--- The records ---

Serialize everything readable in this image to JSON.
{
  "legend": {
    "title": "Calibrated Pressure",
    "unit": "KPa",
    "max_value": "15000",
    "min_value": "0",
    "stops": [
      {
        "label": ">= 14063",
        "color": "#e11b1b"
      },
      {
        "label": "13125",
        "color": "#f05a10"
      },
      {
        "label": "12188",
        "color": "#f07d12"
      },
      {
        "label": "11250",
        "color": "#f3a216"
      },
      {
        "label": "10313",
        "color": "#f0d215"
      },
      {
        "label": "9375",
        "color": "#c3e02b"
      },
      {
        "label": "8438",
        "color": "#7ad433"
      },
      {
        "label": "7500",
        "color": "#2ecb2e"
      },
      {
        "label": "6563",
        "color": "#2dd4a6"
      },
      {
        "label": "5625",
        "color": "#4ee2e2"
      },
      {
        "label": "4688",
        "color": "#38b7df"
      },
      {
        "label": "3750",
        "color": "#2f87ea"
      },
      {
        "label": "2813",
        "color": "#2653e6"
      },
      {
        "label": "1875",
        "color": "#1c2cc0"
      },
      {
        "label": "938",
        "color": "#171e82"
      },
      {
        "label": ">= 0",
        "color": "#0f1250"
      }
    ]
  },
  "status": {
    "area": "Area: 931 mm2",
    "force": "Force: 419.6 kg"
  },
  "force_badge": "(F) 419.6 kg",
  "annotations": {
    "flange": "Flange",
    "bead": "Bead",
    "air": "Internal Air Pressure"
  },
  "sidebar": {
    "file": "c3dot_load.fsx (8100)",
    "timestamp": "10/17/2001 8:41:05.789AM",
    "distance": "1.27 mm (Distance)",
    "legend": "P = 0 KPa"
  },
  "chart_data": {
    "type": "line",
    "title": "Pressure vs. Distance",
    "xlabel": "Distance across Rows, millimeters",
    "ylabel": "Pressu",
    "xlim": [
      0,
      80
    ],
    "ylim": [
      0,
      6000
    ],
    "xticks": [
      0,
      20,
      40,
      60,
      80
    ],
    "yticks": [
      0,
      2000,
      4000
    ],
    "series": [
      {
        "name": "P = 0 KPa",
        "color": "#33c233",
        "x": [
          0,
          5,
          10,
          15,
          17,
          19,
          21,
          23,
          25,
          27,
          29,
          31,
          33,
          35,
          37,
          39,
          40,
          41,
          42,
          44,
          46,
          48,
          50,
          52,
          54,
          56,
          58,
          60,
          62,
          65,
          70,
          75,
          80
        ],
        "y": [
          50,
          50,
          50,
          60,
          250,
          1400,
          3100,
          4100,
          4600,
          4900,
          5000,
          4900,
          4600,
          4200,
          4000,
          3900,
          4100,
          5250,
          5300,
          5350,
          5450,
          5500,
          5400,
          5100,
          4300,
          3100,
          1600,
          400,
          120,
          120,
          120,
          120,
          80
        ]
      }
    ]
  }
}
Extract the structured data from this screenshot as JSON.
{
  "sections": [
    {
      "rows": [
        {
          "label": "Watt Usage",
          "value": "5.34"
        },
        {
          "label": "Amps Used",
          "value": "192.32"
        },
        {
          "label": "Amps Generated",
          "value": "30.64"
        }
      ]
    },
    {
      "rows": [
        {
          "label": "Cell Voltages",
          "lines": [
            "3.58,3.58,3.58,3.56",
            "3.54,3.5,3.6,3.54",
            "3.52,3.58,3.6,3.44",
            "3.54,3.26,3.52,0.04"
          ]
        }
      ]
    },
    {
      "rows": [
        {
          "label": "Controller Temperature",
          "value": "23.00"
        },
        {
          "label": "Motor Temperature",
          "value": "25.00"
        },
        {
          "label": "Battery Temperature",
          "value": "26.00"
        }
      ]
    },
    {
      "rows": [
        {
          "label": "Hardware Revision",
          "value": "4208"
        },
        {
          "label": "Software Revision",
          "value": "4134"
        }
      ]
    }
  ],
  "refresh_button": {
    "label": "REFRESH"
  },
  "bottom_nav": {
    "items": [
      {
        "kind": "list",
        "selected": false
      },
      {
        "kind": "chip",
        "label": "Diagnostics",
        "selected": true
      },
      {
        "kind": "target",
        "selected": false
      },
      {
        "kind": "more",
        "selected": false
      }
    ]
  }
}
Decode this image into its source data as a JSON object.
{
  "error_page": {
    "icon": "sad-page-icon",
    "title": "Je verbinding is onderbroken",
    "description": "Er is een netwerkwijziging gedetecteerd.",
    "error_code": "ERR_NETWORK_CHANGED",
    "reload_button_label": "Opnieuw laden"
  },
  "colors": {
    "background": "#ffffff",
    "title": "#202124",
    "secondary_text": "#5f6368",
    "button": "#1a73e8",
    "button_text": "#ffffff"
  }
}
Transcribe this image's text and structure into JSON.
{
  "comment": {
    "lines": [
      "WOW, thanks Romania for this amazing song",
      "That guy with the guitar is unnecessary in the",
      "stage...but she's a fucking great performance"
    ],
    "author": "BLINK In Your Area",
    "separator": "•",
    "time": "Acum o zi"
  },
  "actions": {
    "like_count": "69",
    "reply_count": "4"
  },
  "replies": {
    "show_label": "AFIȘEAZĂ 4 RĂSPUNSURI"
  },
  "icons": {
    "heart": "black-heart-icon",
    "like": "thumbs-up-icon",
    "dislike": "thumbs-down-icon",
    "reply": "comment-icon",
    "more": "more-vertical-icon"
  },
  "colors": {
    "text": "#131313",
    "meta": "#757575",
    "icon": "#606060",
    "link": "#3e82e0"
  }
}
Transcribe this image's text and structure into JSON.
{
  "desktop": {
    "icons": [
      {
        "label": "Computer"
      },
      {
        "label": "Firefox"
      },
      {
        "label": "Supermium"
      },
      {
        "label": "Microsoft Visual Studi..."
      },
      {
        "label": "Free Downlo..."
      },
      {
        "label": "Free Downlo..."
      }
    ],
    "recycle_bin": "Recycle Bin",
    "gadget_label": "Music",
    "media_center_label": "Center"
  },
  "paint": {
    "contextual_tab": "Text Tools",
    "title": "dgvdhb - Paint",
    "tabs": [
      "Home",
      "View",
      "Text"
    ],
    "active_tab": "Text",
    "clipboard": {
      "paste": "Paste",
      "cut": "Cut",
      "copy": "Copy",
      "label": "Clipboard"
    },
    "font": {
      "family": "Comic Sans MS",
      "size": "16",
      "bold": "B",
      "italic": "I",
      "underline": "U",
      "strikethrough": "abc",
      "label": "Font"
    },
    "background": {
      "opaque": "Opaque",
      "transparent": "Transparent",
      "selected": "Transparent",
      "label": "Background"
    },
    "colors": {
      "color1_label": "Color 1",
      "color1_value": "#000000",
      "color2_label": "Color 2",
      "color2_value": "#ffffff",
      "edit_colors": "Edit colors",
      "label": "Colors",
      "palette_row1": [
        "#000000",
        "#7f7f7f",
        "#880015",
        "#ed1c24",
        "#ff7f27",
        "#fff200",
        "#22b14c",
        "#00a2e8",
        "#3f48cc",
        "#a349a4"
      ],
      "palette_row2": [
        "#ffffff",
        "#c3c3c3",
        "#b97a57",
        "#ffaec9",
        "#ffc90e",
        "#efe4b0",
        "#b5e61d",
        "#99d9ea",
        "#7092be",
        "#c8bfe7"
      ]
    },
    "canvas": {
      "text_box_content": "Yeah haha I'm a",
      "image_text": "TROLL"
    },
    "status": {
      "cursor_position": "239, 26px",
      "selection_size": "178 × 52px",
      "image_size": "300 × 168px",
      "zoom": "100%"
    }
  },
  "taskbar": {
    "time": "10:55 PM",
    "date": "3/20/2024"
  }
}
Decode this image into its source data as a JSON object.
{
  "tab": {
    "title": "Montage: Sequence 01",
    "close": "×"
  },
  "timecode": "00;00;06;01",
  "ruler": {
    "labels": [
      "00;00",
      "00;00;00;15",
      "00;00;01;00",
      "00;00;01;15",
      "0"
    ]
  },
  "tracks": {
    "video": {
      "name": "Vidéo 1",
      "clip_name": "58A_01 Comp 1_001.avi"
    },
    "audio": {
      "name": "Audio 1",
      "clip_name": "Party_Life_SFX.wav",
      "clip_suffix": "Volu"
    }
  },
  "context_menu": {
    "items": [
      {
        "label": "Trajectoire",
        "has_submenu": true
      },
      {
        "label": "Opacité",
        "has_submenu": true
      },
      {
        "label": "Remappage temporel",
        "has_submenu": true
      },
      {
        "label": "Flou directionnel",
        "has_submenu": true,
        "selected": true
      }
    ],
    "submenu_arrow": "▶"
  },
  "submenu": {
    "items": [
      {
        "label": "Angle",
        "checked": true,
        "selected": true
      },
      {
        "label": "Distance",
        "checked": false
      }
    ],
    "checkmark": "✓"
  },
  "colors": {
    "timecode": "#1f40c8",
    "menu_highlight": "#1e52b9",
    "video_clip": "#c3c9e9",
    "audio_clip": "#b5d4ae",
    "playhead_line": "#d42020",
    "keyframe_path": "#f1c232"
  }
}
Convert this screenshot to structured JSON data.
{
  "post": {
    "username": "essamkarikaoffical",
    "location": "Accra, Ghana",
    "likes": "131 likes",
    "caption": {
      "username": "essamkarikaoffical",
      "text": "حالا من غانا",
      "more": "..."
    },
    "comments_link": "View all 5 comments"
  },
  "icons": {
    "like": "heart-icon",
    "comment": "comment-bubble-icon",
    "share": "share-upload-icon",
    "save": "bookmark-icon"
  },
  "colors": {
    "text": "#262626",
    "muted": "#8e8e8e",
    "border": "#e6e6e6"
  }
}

--- Task details ---
Starting with the line that contains "Convert this screenshot", return each line through the last one of the data above, exactly as written and nothing more.

--- Task response ---
Convert this screenshot to structured JSON data.
{
  "post": {
    "username": "essamkarikaoffical",
    "location": "Accra, Ghana",
    "likes": "131 likes",
    "caption": {
      "username": "essamkarikaoffical",
      "text": "حالا من غانا",
      "more": "..."
    },
    "comments_link": "View all 5 comments"
  },
  "icons": {
    "like": "heart-icon",
    "comment": "comment-bubble-icon",
    "share": "share-upload-icon",
    "save": "bookmark-icon"
  },
  "colors": {
    "text": "#262626",
    "muted": "#8e8e8e",
    "border": "#e6e6e6"
  }
}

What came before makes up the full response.